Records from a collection
▶
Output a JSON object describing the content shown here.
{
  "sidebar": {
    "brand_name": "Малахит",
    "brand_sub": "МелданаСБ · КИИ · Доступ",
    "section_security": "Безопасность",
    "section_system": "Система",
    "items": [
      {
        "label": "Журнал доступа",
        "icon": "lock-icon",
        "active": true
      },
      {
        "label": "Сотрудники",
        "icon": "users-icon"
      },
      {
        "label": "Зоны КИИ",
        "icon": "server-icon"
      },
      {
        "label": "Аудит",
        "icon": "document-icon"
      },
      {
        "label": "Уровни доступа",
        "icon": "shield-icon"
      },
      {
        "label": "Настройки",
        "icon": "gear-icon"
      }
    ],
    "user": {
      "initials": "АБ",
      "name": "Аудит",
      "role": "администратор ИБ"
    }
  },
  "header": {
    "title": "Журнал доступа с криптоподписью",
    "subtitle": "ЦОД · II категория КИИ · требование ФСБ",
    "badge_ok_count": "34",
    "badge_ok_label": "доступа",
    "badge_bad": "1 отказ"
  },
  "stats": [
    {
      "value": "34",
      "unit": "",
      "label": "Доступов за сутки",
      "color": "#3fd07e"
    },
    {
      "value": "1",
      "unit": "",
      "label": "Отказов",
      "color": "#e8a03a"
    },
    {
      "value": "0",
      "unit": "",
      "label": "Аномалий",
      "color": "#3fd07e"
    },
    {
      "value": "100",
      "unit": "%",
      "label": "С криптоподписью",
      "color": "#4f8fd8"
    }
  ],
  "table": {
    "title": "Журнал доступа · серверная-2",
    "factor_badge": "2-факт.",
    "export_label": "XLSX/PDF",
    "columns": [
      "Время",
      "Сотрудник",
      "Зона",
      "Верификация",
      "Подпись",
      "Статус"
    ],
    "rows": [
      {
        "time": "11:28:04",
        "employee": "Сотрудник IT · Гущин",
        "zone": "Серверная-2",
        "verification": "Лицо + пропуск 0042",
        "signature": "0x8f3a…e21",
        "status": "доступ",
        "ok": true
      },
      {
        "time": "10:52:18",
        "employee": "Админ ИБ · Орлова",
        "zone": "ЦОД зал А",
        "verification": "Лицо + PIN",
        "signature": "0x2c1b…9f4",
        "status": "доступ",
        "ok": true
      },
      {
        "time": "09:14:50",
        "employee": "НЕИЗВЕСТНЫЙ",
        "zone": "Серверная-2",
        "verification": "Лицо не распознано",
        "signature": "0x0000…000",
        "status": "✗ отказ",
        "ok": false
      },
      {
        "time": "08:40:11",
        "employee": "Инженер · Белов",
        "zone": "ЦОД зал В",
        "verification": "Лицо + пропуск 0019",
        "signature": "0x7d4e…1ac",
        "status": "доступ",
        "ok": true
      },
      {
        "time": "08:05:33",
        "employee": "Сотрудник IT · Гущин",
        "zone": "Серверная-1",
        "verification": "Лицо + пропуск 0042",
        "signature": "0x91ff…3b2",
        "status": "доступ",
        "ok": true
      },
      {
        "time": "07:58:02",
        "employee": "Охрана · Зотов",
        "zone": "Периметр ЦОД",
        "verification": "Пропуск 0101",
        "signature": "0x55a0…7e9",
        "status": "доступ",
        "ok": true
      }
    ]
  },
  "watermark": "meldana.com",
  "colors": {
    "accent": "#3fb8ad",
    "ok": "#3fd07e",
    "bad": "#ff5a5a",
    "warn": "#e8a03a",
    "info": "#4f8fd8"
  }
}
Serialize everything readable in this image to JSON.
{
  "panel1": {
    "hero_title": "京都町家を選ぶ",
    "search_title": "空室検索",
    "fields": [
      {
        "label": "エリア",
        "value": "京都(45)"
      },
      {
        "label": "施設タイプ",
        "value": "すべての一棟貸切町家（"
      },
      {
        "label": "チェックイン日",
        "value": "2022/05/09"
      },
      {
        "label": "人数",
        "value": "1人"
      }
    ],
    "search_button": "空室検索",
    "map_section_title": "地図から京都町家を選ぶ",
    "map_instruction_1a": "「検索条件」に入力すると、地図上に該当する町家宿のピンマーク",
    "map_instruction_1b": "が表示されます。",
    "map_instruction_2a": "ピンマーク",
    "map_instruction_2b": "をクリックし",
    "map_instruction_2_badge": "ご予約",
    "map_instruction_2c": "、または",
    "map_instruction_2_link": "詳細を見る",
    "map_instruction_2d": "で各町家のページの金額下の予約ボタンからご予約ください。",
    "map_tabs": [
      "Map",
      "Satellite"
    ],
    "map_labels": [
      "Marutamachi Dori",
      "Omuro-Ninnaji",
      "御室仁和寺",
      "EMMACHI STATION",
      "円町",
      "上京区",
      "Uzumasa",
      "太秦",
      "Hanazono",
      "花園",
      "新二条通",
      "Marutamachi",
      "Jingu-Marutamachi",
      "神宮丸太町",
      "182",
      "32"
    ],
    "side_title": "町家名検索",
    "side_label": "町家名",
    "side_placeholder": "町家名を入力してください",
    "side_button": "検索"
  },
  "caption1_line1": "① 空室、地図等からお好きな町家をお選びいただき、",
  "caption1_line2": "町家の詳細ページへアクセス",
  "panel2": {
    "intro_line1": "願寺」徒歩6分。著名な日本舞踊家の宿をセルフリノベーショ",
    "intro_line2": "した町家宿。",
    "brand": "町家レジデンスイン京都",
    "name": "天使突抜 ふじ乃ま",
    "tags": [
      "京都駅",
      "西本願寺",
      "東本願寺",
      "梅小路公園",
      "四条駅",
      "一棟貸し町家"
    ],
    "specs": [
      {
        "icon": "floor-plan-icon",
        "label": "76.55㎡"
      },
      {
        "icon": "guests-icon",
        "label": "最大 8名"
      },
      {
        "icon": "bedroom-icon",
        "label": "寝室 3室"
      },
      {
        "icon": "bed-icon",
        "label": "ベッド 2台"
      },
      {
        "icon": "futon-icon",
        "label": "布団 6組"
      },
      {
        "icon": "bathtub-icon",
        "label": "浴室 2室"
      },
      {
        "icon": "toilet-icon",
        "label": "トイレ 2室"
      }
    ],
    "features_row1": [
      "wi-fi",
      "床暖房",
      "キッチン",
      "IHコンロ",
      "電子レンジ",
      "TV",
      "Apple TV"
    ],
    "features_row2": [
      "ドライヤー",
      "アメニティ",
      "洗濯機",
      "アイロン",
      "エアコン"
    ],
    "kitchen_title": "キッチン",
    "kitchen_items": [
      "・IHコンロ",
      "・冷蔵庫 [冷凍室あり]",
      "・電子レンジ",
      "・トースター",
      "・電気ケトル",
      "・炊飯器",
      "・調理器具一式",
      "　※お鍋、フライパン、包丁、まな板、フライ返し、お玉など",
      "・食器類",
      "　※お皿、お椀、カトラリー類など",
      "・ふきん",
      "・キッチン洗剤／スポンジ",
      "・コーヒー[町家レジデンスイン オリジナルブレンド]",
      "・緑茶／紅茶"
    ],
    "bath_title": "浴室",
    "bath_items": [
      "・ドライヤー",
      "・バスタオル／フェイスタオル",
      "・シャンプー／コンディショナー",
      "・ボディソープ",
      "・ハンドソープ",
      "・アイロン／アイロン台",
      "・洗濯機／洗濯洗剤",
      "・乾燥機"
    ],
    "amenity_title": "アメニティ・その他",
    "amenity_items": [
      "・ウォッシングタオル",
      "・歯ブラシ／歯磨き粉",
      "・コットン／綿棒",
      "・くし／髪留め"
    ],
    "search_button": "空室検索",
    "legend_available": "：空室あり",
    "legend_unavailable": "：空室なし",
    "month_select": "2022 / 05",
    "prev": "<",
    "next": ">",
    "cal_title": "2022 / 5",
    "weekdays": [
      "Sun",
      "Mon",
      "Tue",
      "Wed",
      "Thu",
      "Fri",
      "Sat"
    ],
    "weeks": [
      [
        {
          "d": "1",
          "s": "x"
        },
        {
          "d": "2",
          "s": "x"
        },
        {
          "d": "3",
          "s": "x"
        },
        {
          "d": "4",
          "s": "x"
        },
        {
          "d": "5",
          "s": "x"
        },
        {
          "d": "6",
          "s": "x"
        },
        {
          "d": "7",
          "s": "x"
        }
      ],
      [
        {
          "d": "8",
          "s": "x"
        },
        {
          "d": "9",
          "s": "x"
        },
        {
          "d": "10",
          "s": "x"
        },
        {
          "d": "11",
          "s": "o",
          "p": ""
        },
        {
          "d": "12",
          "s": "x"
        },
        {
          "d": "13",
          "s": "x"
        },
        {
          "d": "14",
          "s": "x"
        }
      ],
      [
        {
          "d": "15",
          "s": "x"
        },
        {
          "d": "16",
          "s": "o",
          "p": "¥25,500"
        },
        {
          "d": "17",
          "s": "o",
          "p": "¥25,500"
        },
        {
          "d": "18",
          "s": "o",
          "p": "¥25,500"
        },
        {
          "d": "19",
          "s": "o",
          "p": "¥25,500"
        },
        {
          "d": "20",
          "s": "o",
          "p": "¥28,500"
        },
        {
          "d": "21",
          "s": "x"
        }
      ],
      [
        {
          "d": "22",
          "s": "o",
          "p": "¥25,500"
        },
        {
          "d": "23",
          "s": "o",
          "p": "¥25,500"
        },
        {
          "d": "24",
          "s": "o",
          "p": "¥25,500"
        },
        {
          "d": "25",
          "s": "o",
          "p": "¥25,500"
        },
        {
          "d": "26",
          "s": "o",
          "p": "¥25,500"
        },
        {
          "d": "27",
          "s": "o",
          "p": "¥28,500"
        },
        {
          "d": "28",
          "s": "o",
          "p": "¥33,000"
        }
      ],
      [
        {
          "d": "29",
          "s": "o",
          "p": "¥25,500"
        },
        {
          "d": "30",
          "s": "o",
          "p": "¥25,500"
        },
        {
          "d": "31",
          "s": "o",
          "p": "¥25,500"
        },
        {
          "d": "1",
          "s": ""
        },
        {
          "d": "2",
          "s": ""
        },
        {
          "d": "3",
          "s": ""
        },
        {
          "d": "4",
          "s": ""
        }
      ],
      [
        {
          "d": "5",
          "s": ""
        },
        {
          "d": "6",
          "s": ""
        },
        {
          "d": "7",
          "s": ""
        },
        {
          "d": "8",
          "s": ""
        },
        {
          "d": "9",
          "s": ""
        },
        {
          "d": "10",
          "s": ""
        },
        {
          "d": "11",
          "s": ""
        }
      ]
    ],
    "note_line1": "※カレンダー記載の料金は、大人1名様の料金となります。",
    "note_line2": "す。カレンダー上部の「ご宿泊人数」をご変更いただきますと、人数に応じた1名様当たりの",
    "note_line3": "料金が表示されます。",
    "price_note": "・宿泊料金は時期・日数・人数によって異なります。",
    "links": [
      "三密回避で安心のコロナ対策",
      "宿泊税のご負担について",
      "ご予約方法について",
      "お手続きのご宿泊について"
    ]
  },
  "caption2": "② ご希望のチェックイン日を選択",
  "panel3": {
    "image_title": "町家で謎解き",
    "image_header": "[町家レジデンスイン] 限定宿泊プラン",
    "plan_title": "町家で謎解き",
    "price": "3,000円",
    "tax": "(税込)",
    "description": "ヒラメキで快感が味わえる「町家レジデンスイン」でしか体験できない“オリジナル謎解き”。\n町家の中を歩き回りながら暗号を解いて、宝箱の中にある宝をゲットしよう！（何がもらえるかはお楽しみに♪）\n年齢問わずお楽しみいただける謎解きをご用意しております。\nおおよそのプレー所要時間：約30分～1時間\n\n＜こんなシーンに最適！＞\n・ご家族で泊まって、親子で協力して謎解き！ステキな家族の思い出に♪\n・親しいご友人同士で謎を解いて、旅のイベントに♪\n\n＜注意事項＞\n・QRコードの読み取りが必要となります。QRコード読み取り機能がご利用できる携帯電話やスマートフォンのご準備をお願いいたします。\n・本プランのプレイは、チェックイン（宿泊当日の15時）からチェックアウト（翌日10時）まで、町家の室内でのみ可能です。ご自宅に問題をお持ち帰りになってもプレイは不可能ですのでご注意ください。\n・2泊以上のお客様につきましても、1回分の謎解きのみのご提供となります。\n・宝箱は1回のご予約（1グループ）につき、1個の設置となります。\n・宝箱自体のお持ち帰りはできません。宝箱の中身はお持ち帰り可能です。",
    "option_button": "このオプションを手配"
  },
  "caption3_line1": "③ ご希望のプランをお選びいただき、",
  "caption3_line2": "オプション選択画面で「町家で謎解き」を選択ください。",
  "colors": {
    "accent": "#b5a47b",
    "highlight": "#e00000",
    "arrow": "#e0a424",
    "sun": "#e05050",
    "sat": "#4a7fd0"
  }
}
◀
Go through the material and copy out every line with "Лицо" in it.

### RESPONSE TO THE TASK:
        "verification": "Лицо + пропуск 0042",
        "verification": "Лицо + PIN",
        "verification": "Лицо не распознано",
        "verification": "Лицо + пропуск 0019",
        "verification": "Лицо + пропуск 0042",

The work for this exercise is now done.